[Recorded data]

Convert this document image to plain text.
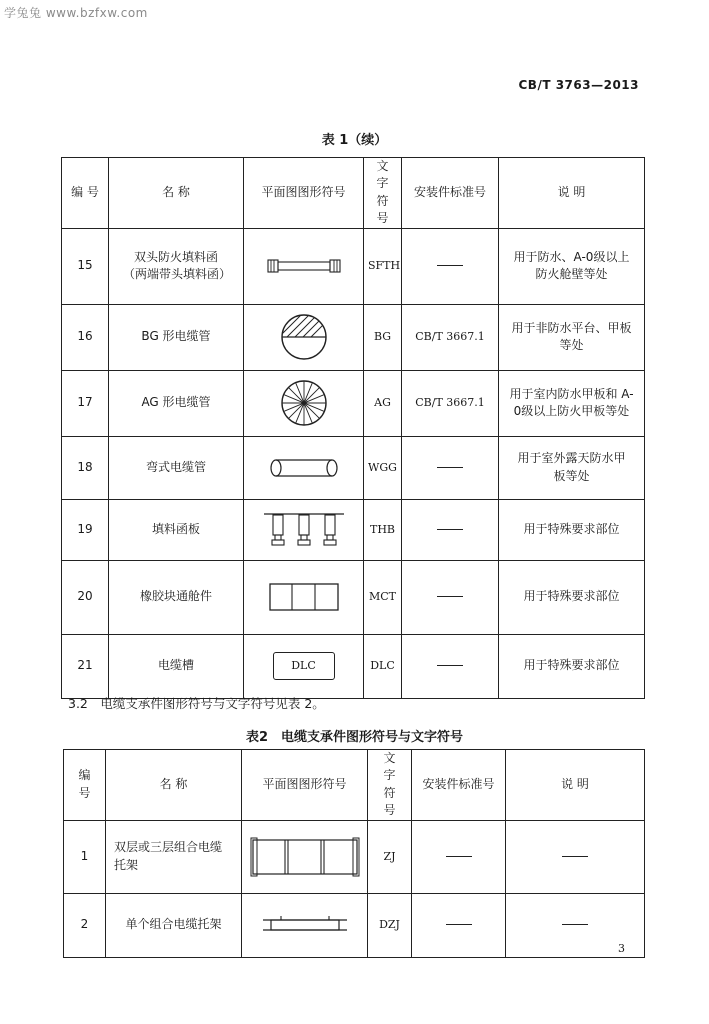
学兔兔 www.bzfxw.com
CB/T 3763—2013
表 1（续）
编 号	名 称	平面图图形符号	文字符号	安装件标准号	说 明
15	双头防火填料函（两端带头填料函）		SFTH		用于防水、A-0级以上防火舱壁等处
16	BG 形电缆管		BG	CB/T 3667.1	用于非防水平台、甲板等处
17	AG 形电缆管		AG	CB/T 3667.1	用于室内防水甲板和 A-0级以上防火甲板等处
18	弯式电缆管		WGG		用于室外露天防水甲板等处
19	填料函板		THB		用于特殊要求部位
20	橡胶块通舱件		MCT		用于特殊要求部位
21	电缆槽	DLC	DLC		用于特殊要求部位
3.2　电缆支承件图形符号与文字符号见表 2。
表2　电缆支承件图形符号与文字符号
编号	名 称	平面图图形符号	文字符号	安装件标准号	说 明
1	双层或三层组合电缆托架		ZJ		
2	单个组合电缆托架		DZJ		
3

> EXERCISE INSTRUCTIONS
Without including the pictures, return each record above exactly as it stands.

> SOLUTION FOR THIS PROBLEM
Convert this document image to plain text.
学兔兔 www.bzfxw.com
CB/T 3763—2013
表 1（续）
编 号	名 称	平面图图形符号	文字符号	安装件标准号	说 明
15	双头防火填料函（两端带头填料函）		SFTH		用于防水、A-0级以上防火舱壁等处
16	BG 形电缆管		BG	CB/T 3667.1	用于非防水平台、甲板等处
17	AG 形电缆管		AG	CB/T 3667.1	用于室内防水甲板和 A-0级以上防火甲板等处
18	弯式电缆管		WGG		用于室外露天防水甲板等处
19	填料函板		THB		用于特殊要求部位
20	橡胶块通舱件		MCT		用于特殊要求部位
21	电缆槽	DLC	DLC		用于特殊要求部位
3.2　电缆支承件图形符号与文字符号见表 2。
表2　电缆支承件图形符号与文字符号
编号	名 称	平面图图形符号	文字符号	安装件标准号	说 明
1	双层或三层组合电缆托架		ZJ		
2	单个组合电缆托架		DZJ		
3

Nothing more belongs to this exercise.